# Input data
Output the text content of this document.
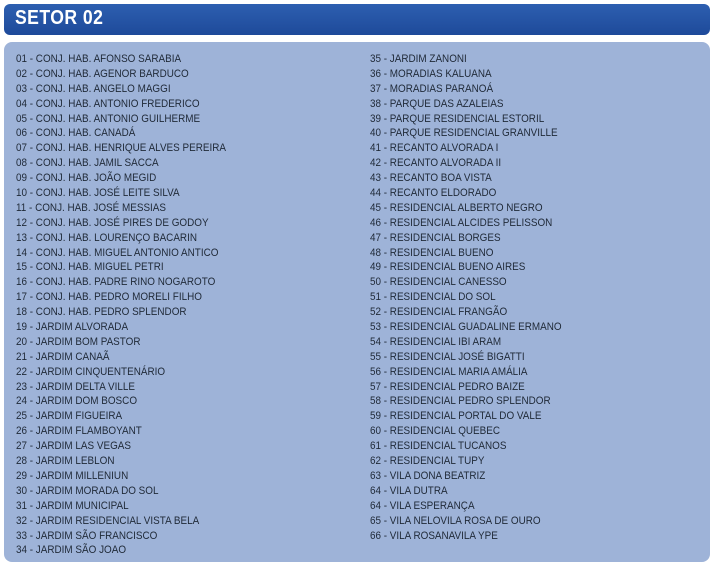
SETOR 02
01 - CONJ. HAB. AFONSO SARABIA
02 - CONJ. HAB. AGENOR BARDUCO
03 - CONJ. HAB. ANGELO MAGGI
04 - CONJ. HAB. ANTONIO FREDERICO
05 - CONJ. HAB. ANTONIO GUILHERME
06 - CONJ. HAB. CANADÁ
07 - CONJ. HAB. HENRIQUE ALVES PEREIRA
08 - CONJ. HAB. JAMIL SACCA
09 - CONJ. HAB. JOÃO MEGID
10 - CONJ. HAB. JOSÉ LEITE SILVA
11 - CONJ. HAB. JOSÉ MESSIAS
12 - CONJ. HAB. JOSÉ PIRES DE GODOY
13 - CONJ. HAB. LOURENÇO BACARIN
14 - CONJ. HAB. MIGUEL ANTONIO ANTICO
15 - CONJ. HAB. MIGUEL PETRI
16 - CONJ. HAB. PADRE RINO NOGAROTO
17 - CONJ. HAB. PEDRO MORELI FILHO
18 - CONJ. HAB. PEDRO SPLENDOR
19 - JARDIM ALVORADA
20 - JARDIM BOM PASTOR
21 - JARDIM CANAÃ
22 - JARDIM CINQUENTENÁRIO
23 - JARDIM DELTA VILLE
24 - JARDIM DOM BOSCO
25 - JARDIM FIGUEIRA
26 - JARDIM FLAMBOYANT
27 - JARDIM LAS VEGAS
28 - JARDIM LEBLON
29 - JARDIM MILLENIUN
30 - JARDIM MORADA DO SOL
31 - JARDIM MUNICIPAL
32 - JARDIM RESIDENCIAL VISTA BELA
33 - JARDIM SÃO FRANCISCO
34 - JARDIM SÃO JOAO
35 - JARDIM ZANONI
36 - MORADIAS KALUANA
37 - MORADIAS PARANOÁ
38 - PARQUE DAS AZALEIAS
39 - PARQUE RESIDENCIAL ESTORIL
40 - PARQUE RESIDENCIAL GRANVILLE
41 - RECANTO ALVORADA I
42 - RECANTO ALVORADA II
43 - RECANTO BOA VISTA
44 - RECANTO ELDORADO
45 - RESIDENCIAL ALBERTO NEGRO
46 - RESIDENCIAL ALCIDES PELISSON
47 - RESIDENCIAL BORGES
48 - RESIDENCIAL BUENO
49 - RESIDENCIAL BUENO AIRES
50 - RESIDENCIAL CANESSO
51 - RESIDENCIAL DO SOL
52 - RESIDENCIAL FRANGÃO
53 - RESIDENCIAL GUADALINE ERMANO
54 - RESIDENCIAL IBI ARAM
55 - RESIDENCIAL JOSÉ BIGATTI
56 - RESIDENCIAL MARIA AMÁLIA
57 - RESIDENCIAL PEDRO BAIZE
58 - RESIDENCIAL PEDRO SPLENDOR
59 - RESIDENCIAL PORTAL DO VALE
60 - RESIDENCIAL QUEBEC
61 - RESIDENCIAL TUCANOS
62 - RESIDENCIAL TUPY
63 - VILA DONA BEATRIZ
64 - VILA DUTRA
64 - VILA ESPERANÇA
65 - VILA NELOVILA ROSA DE OURO
66 - VILA ROSANAVILA YPE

# Exercise task
Reproduce every entry word for word, but omit the pictures.

# Output for this exercise
Output the text content of this document.
SETOR 02
01 - CONJ. HAB. AFONSO SARABIA
02 - CONJ. HAB. AGENOR BARDUCO
03 - CONJ. HAB. ANGELO MAGGI
04 - CONJ. HAB. ANTONIO FREDERICO
05 - CONJ. HAB. ANTONIO GUILHERME
06 - CONJ. HAB. CANADÁ
07 - CONJ. HAB. HENRIQUE ALVES PEREIRA
08 - CONJ. HAB. JAMIL SACCA
09 - CONJ. HAB. JOÃO MEGID
10 - CONJ. HAB. JOSÉ LEITE SILVA
11 - CONJ. HAB. JOSÉ MESSIAS
12 - CONJ. HAB. JOSÉ PIRES DE GODOY
13 - CONJ. HAB. LOURENÇO BACARIN
14 - CONJ. HAB. MIGUEL ANTONIO ANTICO
15 - CONJ. HAB. MIGUEL PETRI
16 - CONJ. HAB. PADRE RINO NOGAROTO
17 - CONJ. HAB. PEDRO MORELI FILHO
18 - CONJ. HAB. PEDRO SPLENDOR
19 - JARDIM ALVORADA
20 - JARDIM BOM PASTOR
21 - JARDIM CANAÃ
22 - JARDIM CINQUENTENÁRIO
23 - JARDIM DELTA VILLE
24 - JARDIM DOM BOSCO
25 - JARDIM FIGUEIRA
26 - JARDIM FLAMBOYANT
27 - JARDIM LAS VEGAS
28 - JARDIM LEBLON
29 - JARDIM MILLENIUN
30 - JARDIM MORADA DO SOL
31 - JARDIM MUNICIPAL
32 - JARDIM RESIDENCIAL VISTA BELA
33 - JARDIM SÃO FRANCISCO
34 - JARDIM SÃO JOAO
35 - JARDIM ZANONI
36 - MORADIAS KALUANA
37 - MORADIAS PARANOÁ
38 - PARQUE DAS AZALEIAS
39 - PARQUE RESIDENCIAL ESTORIL
40 - PARQUE RESIDENCIAL GRANVILLE
41 - RECANTO ALVORADA I
42 - RECANTO ALVORADA II
43 - RECANTO BOA VISTA
44 - RECANTO ELDORADO
45 - RESIDENCIAL ALBERTO NEGRO
46 - RESIDENCIAL ALCIDES PELISSON
47 - RESIDENCIAL BORGES
48 - RESIDENCIAL BUENO
49 - RESIDENCIAL BUENO AIRES
50 - RESIDENCIAL CANESSO
51 - RESIDENCIAL DO SOL
52 - RESIDENCIAL FRANGÃO
53 - RESIDENCIAL GUADALINE ERMANO
54 - RESIDENCIAL IBI ARAM
55 - RESIDENCIAL JOSÉ BIGATTI
56 - RESIDENCIAL MARIA AMÁLIA
57 - RESIDENCIAL PEDRO BAIZE
58 - RESIDENCIAL PEDRO SPLENDOR
59 - RESIDENCIAL PORTAL DO VALE
60 - RESIDENCIAL QUEBEC
61 - RESIDENCIAL TUCANOS
62 - RESIDENCIAL TUPY
63 - VILA DONA BEATRIZ
64 - VILA DUTRA
64 - VILA ESPERANÇA
65 - VILA NELOVILA ROSA DE OURO
66 - VILA ROSANAVILA YPE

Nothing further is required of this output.